EXERCISE TASK: Look for the string "past" in every line, and copy each line that has it.

[Some records]

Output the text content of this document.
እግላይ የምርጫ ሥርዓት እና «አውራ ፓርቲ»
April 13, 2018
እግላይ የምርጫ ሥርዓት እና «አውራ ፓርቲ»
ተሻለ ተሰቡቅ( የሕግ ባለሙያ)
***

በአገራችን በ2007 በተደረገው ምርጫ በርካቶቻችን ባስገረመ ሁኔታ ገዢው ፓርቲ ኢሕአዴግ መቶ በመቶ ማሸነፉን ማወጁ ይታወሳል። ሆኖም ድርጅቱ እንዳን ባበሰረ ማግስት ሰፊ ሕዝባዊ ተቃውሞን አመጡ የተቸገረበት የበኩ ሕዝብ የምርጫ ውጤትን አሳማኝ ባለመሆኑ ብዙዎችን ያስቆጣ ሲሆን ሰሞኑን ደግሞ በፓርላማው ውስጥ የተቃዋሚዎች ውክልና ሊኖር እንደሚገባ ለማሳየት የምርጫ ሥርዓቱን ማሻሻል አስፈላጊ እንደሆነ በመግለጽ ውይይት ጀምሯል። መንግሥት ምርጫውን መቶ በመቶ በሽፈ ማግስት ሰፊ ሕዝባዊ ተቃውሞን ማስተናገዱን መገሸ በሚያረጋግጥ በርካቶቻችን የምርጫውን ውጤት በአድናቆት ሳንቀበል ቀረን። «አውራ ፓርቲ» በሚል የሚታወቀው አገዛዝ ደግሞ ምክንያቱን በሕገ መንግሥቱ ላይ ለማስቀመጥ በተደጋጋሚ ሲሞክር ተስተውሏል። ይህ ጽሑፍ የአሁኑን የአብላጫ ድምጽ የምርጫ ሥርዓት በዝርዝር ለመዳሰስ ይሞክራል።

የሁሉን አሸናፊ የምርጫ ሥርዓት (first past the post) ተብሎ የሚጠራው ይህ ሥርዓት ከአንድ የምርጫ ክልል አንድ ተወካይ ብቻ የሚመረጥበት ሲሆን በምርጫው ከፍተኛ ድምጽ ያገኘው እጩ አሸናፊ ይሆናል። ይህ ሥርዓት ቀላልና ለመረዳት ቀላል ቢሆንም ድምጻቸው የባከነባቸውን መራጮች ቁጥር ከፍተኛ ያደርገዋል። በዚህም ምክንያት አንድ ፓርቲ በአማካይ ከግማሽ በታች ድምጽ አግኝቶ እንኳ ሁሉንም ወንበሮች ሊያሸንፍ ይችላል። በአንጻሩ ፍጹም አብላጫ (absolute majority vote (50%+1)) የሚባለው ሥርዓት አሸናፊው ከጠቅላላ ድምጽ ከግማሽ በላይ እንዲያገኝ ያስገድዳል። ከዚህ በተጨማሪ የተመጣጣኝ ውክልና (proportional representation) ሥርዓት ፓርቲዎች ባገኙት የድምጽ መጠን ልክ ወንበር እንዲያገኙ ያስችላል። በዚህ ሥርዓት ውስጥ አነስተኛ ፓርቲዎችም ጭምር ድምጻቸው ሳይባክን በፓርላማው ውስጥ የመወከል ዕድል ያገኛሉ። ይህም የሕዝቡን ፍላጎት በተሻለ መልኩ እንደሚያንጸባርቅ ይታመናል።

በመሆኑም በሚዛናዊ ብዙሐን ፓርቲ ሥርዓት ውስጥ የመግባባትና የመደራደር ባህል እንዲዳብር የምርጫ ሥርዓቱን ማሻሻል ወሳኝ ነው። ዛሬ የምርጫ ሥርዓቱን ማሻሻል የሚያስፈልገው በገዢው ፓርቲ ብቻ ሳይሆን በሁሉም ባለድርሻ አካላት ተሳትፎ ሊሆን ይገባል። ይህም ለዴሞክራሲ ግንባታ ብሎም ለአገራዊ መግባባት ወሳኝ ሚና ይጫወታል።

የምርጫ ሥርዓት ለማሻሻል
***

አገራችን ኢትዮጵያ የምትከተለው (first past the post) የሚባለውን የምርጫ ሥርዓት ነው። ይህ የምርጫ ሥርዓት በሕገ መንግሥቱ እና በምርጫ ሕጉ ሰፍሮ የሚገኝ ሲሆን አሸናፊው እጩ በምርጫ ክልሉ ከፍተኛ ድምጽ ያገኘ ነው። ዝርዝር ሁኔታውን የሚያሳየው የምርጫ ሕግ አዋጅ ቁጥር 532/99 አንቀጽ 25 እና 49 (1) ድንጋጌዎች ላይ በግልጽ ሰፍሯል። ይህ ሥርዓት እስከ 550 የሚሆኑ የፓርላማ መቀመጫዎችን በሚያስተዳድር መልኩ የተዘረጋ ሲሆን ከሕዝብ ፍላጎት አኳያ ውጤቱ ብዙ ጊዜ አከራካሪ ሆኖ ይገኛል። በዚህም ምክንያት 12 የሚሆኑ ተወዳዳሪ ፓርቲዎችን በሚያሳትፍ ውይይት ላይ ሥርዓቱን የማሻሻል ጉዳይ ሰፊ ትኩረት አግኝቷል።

...

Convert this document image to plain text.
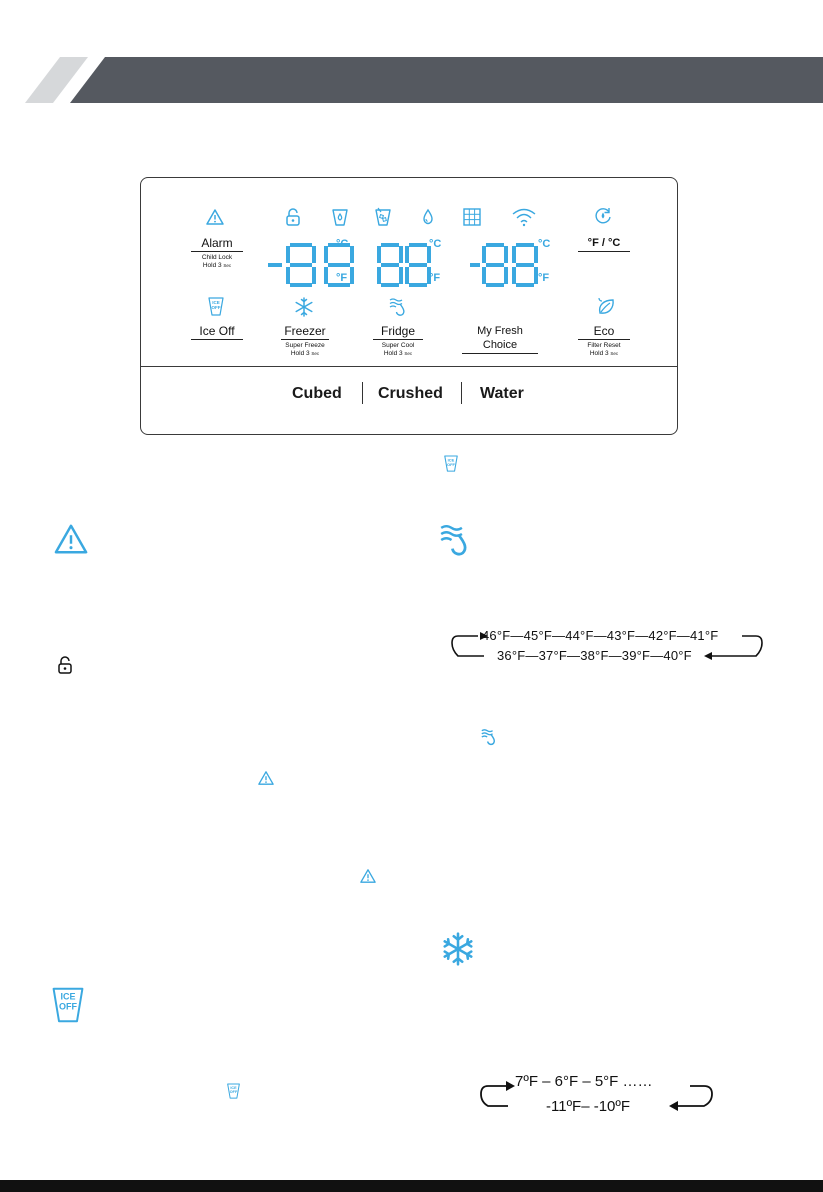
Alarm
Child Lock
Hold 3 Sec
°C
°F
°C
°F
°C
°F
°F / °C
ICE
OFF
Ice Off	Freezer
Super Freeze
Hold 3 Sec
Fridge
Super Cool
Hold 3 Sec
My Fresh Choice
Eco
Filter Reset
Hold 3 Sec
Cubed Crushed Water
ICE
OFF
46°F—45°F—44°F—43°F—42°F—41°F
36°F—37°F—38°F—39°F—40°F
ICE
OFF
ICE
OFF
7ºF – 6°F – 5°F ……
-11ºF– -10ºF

---

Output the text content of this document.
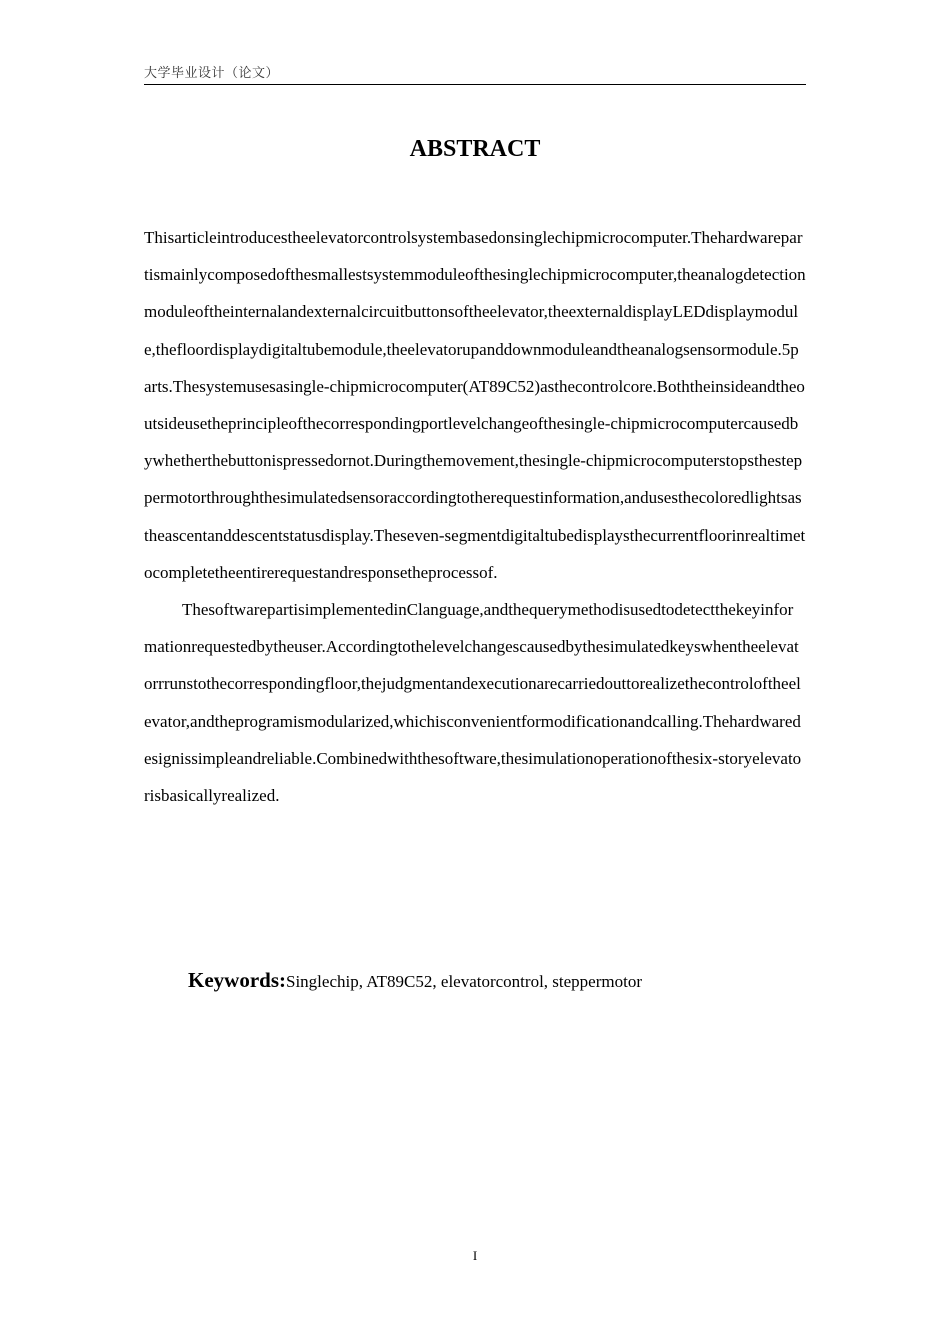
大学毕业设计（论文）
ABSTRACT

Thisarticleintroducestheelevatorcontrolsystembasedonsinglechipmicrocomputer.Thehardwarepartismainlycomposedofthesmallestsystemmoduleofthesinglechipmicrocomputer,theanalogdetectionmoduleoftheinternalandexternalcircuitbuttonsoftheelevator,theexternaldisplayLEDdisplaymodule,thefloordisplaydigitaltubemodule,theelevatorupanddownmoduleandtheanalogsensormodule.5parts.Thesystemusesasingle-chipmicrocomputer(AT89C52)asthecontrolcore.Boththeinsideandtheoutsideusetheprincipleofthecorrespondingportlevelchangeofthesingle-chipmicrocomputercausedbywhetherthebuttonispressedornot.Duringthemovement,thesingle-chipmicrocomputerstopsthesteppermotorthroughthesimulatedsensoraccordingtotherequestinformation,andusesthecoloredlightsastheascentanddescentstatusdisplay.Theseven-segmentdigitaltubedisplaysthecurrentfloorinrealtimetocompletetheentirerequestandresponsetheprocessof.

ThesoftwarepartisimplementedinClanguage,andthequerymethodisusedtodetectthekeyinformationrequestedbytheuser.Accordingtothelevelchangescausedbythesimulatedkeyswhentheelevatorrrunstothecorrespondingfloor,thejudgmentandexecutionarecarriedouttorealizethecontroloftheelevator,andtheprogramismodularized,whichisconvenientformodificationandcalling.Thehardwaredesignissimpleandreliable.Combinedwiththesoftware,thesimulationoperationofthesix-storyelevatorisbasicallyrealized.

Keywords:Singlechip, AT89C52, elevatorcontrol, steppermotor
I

EXERCISE OUTPUT:
የሁሉን አሸናፊ የምርጫ ሥርዓት (first past the post) ተብሎ የሚጠራው ይህ ሥርዓት ከአንድ የምርጫ ክልል አንድ ተወካይ ብቻ የሚመረጥበት ሲሆን በምርጫው ከፍተኛ ድምጽ ያገኘው እጩ አሸናፊ ይሆናል። ይህ ሥርዓት ቀላልና ለመረዳት ቀላል ቢሆንም ድምጻቸው የባከነባቸውን መራጮች ቁጥር ከፍተኛ ያደርገዋል። በዚህም ምክንያት አንድ ፓርቲ በአማካይ ከግማሽ በታች ድምጽ አግኝቶ እንኳ ሁሉንም ወንበሮች ሊያሸንፍ ይችላል። በአንጻሩ ፍጹም አብላጫ (absolute majority vote (50%+1)) የሚባለው ሥርዓት አሸናፊው ከጠቅላላ ድምጽ ከግማሽ በላይ እንዲያገኝ ያስገድዳል። ከዚህ በተጨማሪ የተመጣጣኝ ውክልና (proportional representation) ሥርዓት ፓርቲዎች ባገኙት የድምጽ መጠን ልክ ወንበር እንዲያገኙ ያስችላል። በዚህ ሥርዓት ውስጥ አነስተኛ ፓርቲዎችም ጭምር ድምጻቸው ሳይባክን በፓርላማው ውስጥ የመወከል ዕድል ያገኛሉ። ይህም የሕዝቡን ፍላጎት በተሻለ መልኩ እንደሚያንጸባርቅ ይታመናል።
አገራችን ኢትዮጵያ የምትከተለው (first past the post) የሚባለውን የምርጫ ሥርዓት ነው። ይህ የምርጫ ሥርዓት በሕገ መንግሥቱ እና በምርጫ ሕጉ ሰፍሮ የሚገኝ ሲሆን አሸናፊው እጩ በምርጫ ክልሉ ከፍተኛ ድምጽ ያገኘ ነው። ዝርዝር ሁኔታውን የሚያሳየው የምርጫ ሕግ አዋጅ ቁጥር 532/99 አንቀጽ 25 እና 49 (1) ድንጋጌዎች ላይ በግልጽ ሰፍሯል። ይህ ሥርዓት እስከ 550 የሚሆኑ የፓርላማ መቀመጫዎችን በሚያስተዳድር መልኩ የተዘረጋ ሲሆን ከሕዝብ ፍላጎት አኳያ ውጤቱ ብዙ ጊዜ አከራካሪ ሆኖ ይገኛል። በዚህም ምክንያት 12 የሚሆኑ ተወዳዳሪ ፓርቲዎችን በሚያሳትፍ ውይይት ላይ ሥርዓቱን የማሻሻል ጉዳይ ሰፊ ትኩረት አግኝቷል።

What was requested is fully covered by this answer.